━━ Extracted entries

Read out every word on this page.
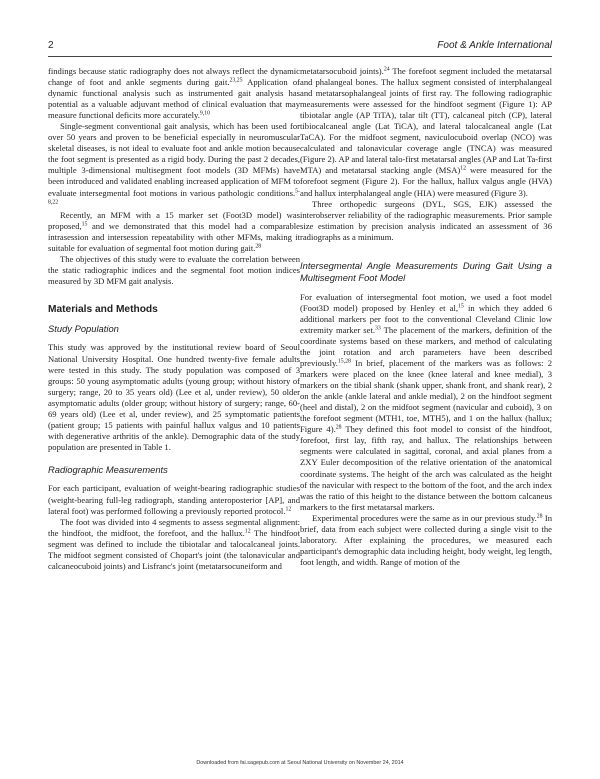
2	Foot & Ankle International

findings because static radiography does not always reflect the dynamic change of foot and ankle segments during gait.$^{23,25}$ Application of dynamic functional analysis such as instrumented gait analysis has potential as a valuable adjuvant method of clinical evaluation that may measure functional deficits more accurately.$^{9,10}$

Single-segment conventional gait analysis, which has been used for over 50 years and proven to be beneficial especially in neuromuscular skeletal diseases, is not ideal to evaluate foot and ankle motion because the foot segment is presented as a rigid body. During the past 2 decades, multiple 3-dimensional multisegment foot models (3D MFMs) have been introduced and validated enabling increased application of MFM to evaluate intersegmental foot motions in various pathologic conditions.$^{5-8,22}$

Recently, an MFM with a 15 marker set (Foot3D model) was proposed,$^{15}$ and we demonstrated that this model had a comparable intrasession and intersession repeatability with other MFMs, making it suitable for evaluation of segmental foot motion during gait.$^{28}$

The objectives of this study were to evaluate the correlation between the static radiographic indices and the segmental foot motion indices measured by 3D MFM gait analysis.

Materials and Methods
Study Population

This study was approved by the institutional review board of Seoul National University Hospital. One hundred twenty-five female adults were tested in this study. The study population was composed of 3 groups: 50 young asymptomatic adults (young group; without history of surgery; range, 20 to 35 years old) (Lee et al, under review), 50 older asymptomatic adults (older group; without history of surgery; range, 60-69 years old) (Lee et al, under review), and 25 symptomatic patients (patient group; 15 patients with painful hallux valgus and 10 patients with degenerative arthritis of the ankle). Demographic data of the study population are presented in Table 1.

Radiographic Measurements

For each participant, evaluation of weight-bearing radiographic studies (weight-bearing full-leg radiograph, standing anteroposterior [AP], and lateral foot) was performed following a previously reported protocol.$^{12}$

The foot was divided into 4 segments to assess segmental alignment: the hindfoot, the midfoot, the forefoot, and the hallux.$^{12}$ The hindfoot segment was defined to include the tibiotalar and talocalcaneal joints. The midfoot segment consisted of Chopart's joint (the talonavicular and calcaneocuboid joints) and Lisfranc's joint (metatarsocuneiform and

metatarsocuboid joints).$^{24}$ The forefoot segment included the metatarsal and phalangeal bones. The hallux segment consisted of interphalangeal and metatarsophalangeal joints of first ray. The following radiographic measurements were assessed for the hindfoot segment (Figure 1): AP tibiotalar angle (AP TiTA), talar tilt (TT), calcaneal pitch (CP), lateral tibiocalcaneal angle (Lat TiCA), and lateral talocalcaneal angle (Lat TaCA). For the midfoot segment, naviculocuboid overlap (NCO) was calculated and talonavicular coverage angle (TNCA) was measured (Figure 2). AP and lateral talo-first metatarsal angles (AP and Lat Ta-first MTA) and metatarsal stacking angle (MSA)$^{12}$ were measured for the forefoot segment (Figure 2). For the hallux, hallux valgus angle (HVA) and hallux interphalangeal angle (HIA) were measured (Figure 3).

Three orthopedic surgeons (DYL, SGS, EJK) assessed the interobserver reliability of the radiographic measurements. Prior sample size estimation by precision analysis indicated an assessment of 36 radiographs as a minimum.

Intersegmental Angle Measurements During Gait Using a Multisegment Foot Model

For evaluation of intersegmental foot motion, we used a foot model (Foot3D model) proposed by Henley et al,$^{15}$ in which they added 6 additional markers per foot to the conventional Cleveland Clinic low extremity marker set.$^{33}$ The placement of the markers, definition of the coordinate systems based on these markers, and method of calculating the joint rotation and arch parameters have been described previously.$^{15,28}$ In brief, placement of the markers was as follows: 2 markers were placed on the knee (knee lateral and knee medial), 3 markers on the tibial shank (shank upper, shank front, and shank rear), 2 on the ankle (ankle lateral and ankle medial), 2 on the hindfoot segment (heel and distal), 2 on the midfoot segment (navicular and cuboid), 3 on the forefoot segment (MTH1, toe, MTH5), and 1 on the hallux (hallux; Figure 4).$^{28}$ They defined this foot model to consist of the hindfoot, forefoot, first lay, fifth ray, and hallux. The relationships between segments were calculated in sagittal, coronal, and axial planes from a ZXY Euler decomposition of the relative orientation of the anatomical coordinate systems. The height of the arch was calculated as the height of the navicular with respect to the bottom of the foot, and the arch index was the ratio of this height to the distance between the bottom calcaneus markers to the first metatarsal markers.

Experimental procedures were the same as in our previous study.$^{28}$ In brief, data from each subject were collected during a single visit to the laboratory. After explaining the procedures, we measured each participant's demographic data including height, body weight, leg length, foot length, and width. Range of motion of the

Downloaded from fai.sagepub.com at Seoul National University on November 24, 2014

━━━━

## Assignment
Scan the data above for the string "weight" and copy each line where it appears.

## The completed task
For each participant, evaluation of weight-bearing radiographic studies (weight-bearing full-leg radiograph, standing anteroposterior [AP], and lateral foot) was performed following a previously reported protocol.$^{12}$
Experimental procedures were the same as in our previous study.$^{28}$ In brief, data from each subject were collected during a single visit to the laboratory. After explaining the procedures, we measured each participant's demographic data including height, body weight, leg length, foot length, and width. Range of motion of the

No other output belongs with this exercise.